> YOUR INSTRUCTIONS: Retype every one of the rows below verbatim, leaving the pictures out of your answer.

> DATASET EXTRACT:

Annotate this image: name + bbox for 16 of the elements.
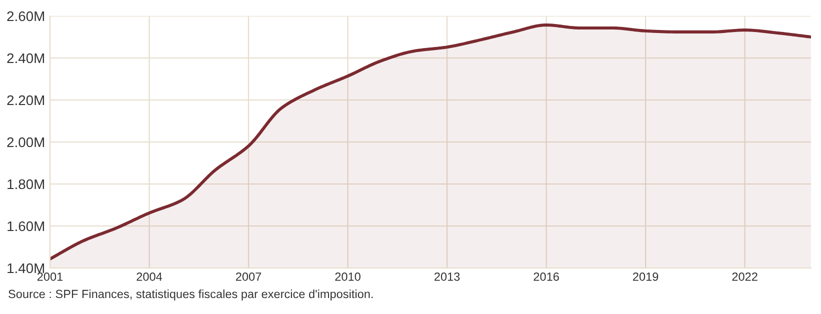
x-tick-label: 2004 (136, 272, 162, 281)
y-tick-label: 2.60M (7, 11, 44, 22)
x-tick-label: 2001 (37, 272, 63, 281)
x-tick-label: 2010 (335, 272, 360, 281)
y-tick-label: 2.40M (7, 53, 44, 64)
x-tick-label: 2022 (732, 272, 758, 281)
x-tick-label: 2019 (633, 272, 658, 281)
x-tick-label: 2016 (534, 272, 559, 281)
y-tick-label: 2.20M (7, 95, 44, 106)
x-tick-label: 2007 (236, 272, 262, 281)
y-tick-label: 1.60M (8, 221, 44, 232)
y-tick-label: 2.00M (7, 137, 44, 148)
source-note: Source : SPF Finances, statistiques fiscales par exercice d'imposition. (8, 289, 373, 301)
y-tick-label: 1.40M (8, 263, 44, 274)
y-tick-label: 1.80M (8, 179, 44, 190)
x-tick-label: 2013 (434, 272, 460, 281)
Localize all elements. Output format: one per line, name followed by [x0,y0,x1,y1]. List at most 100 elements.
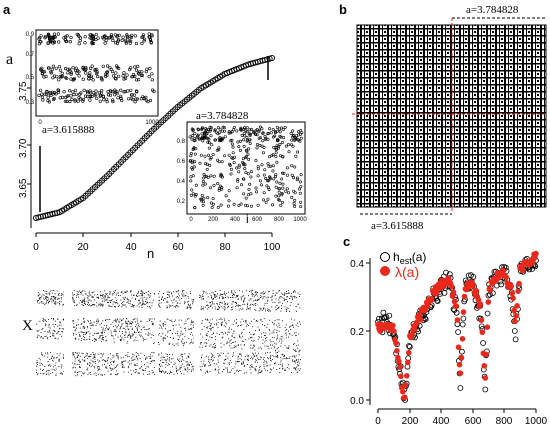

> RESPONSE:
Annotate this image: name + bbox for 16 of the elements.
x-tick-label: 2004 (136, 272, 162, 281)
y-tick-label: 2.60M (7, 11, 44, 22)
x-tick-label: 2001 (37, 272, 63, 281)
x-tick-label: 2010 (335, 272, 360, 281)
y-tick-label: 2.40M (7, 53, 44, 64)
x-tick-label: 2022 (732, 272, 758, 281)
x-tick-label: 2019 (633, 272, 658, 281)
x-tick-label: 2016 (534, 272, 559, 281)
y-tick-label: 2.20M (7, 95, 44, 106)
x-tick-label: 2007 (236, 272, 262, 281)
y-tick-label: 1.60M (8, 221, 44, 232)
y-tick-label: 2.00M (7, 137, 44, 148)
source-note: Source : SPF Finances, statistiques fiscales par exercice d'imposition. (8, 289, 373, 301)
y-tick-label: 1.40M (8, 263, 44, 274)
y-tick-label: 1.80M (8, 179, 44, 190)
x-tick-label: 2013 (434, 272, 460, 281)
Localize all elements. Output format: one per line, name followed by [x0,y0,x1,y1]. List at most 100 elements.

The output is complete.